*SET EXERCISE:* Write out all records as given; omit images.

====================

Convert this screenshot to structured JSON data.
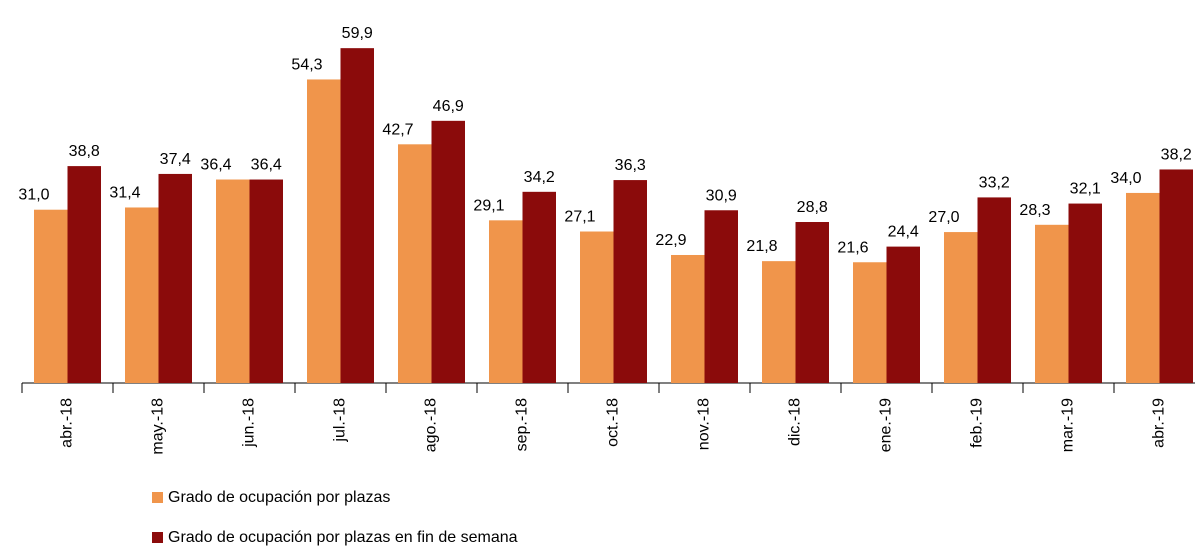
{
  "chart_data": {
    "type": "bar",
    "categories": [
      "abr.-18",
      "may.-18",
      "jun.-18",
      "jul.-18",
      "ago.-18",
      "sep.-18",
      "oct.-18",
      "nov.-18",
      "dic.-18",
      "ene.-19",
      "feb.-19",
      "mar.-19",
      "abr.-19"
    ],
    "series": [
      {
        "name": "Grado de ocupación por plazas",
        "color": "#f0954b",
        "values": [
          31.0,
          31.4,
          36.4,
          54.3,
          42.7,
          29.1,
          27.1,
          22.9,
          21.8,
          21.6,
          27.0,
          28.3,
          34.0
        ],
        "value_labels": [
          "31,0",
          "31,4",
          "36,4",
          "54,3",
          "42,7",
          "29,1",
          "27,1",
          "22,9",
          "21,8",
          "21,6",
          "27,0",
          "28,3",
          "34,0"
        ]
      },
      {
        "name": "Grado de ocupación por plazas en fin de semana",
        "color": "#8b0b0b",
        "values": [
          38.8,
          37.4,
          36.4,
          59.9,
          46.9,
          34.2,
          36.3,
          30.9,
          28.8,
          24.4,
          33.2,
          32.1,
          38.2
        ],
        "value_labels": [
          "38,8",
          "37,4",
          "36,4",
          "59,9",
          "46,9",
          "34,2",
          "36,3",
          "30,9",
          "28,8",
          "24,4",
          "33,2",
          "32,1",
          "38,2"
        ]
      }
    ],
    "ylim": [
      0,
      60
    ]
  }
}
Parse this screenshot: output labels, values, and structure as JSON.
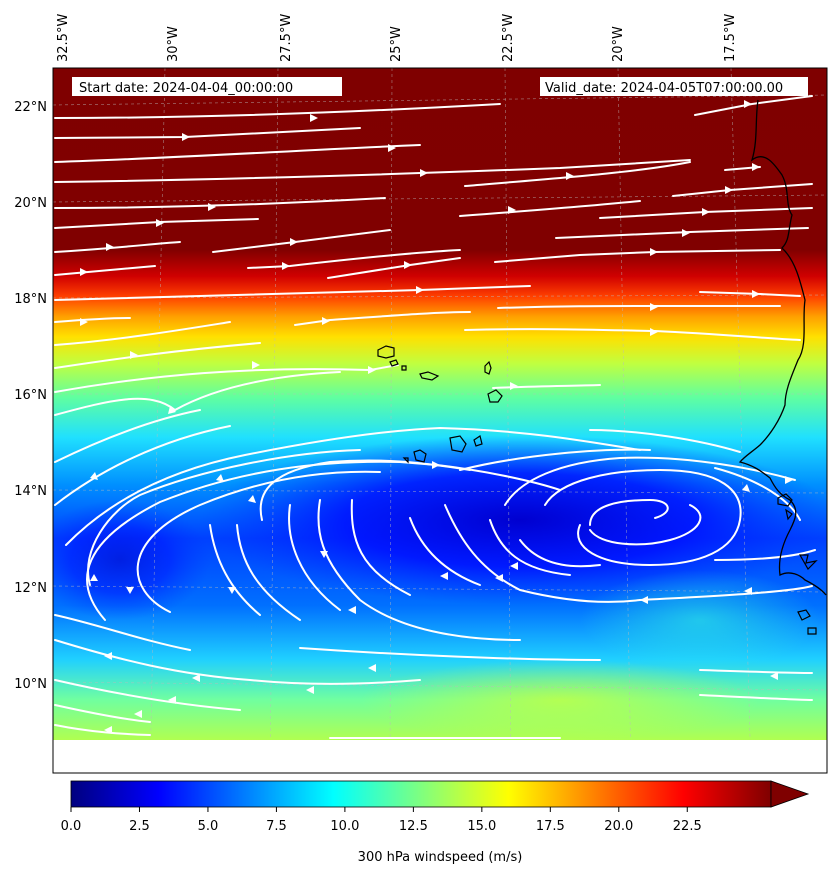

====================

*TASK OUTPUT:*
Convert this screenshot to structured JSON data.
{
  "chart_data": {
    "type": "bar",
    "categories": [
      "abr.-18",
      "may.-18",
      "jun.-18",
      "jul.-18",
      "ago.-18",
      "sep.-18",
      "oct.-18",
      "nov.-18",
      "dic.-18",
      "ene.-19",
      "feb.-19",
      "mar.-19",
      "abr.-19"
    ],
    "series": [
      {
        "name": "Grado de ocupación por plazas",
        "color": "#f0954b",
        "values": [
          31.0,
          31.4,
          36.4,
          54.3,
          42.7,
          29.1,
          27.1,
          22.9,
          21.8,
          21.6,
          27.0,
          28.3,
          34.0
        ],
        "value_labels": [
          "31,0",
          "31,4",
          "36,4",
          "54,3",
          "42,7",
          "29,1",
          "27,1",
          "22,9",
          "21,8",
          "21,6",
          "27,0",
          "28,3",
          "34,0"
        ]
      },
      {
        "name": "Grado de ocupación por plazas en fin de semana",
        "color": "#8b0b0b",
        "values": [
          38.8,
          37.4,
          36.4,
          59.9,
          46.9,
          34.2,
          36.3,
          30.9,
          28.8,
          24.4,
          33.2,
          32.1,
          38.2
        ],
        "value_labels": [
          "38,8",
          "37,4",
          "36,4",
          "59,9",
          "46,9",
          "34,2",
          "36,3",
          "30,9",
          "28,8",
          "24,4",
          "33,2",
          "32,1",
          "38,2"
        ]
      }
    ],
    "ylim": [
      0,
      60
    ]
  }
}
Parse this screenshot: output labels, values, and structure as JSON.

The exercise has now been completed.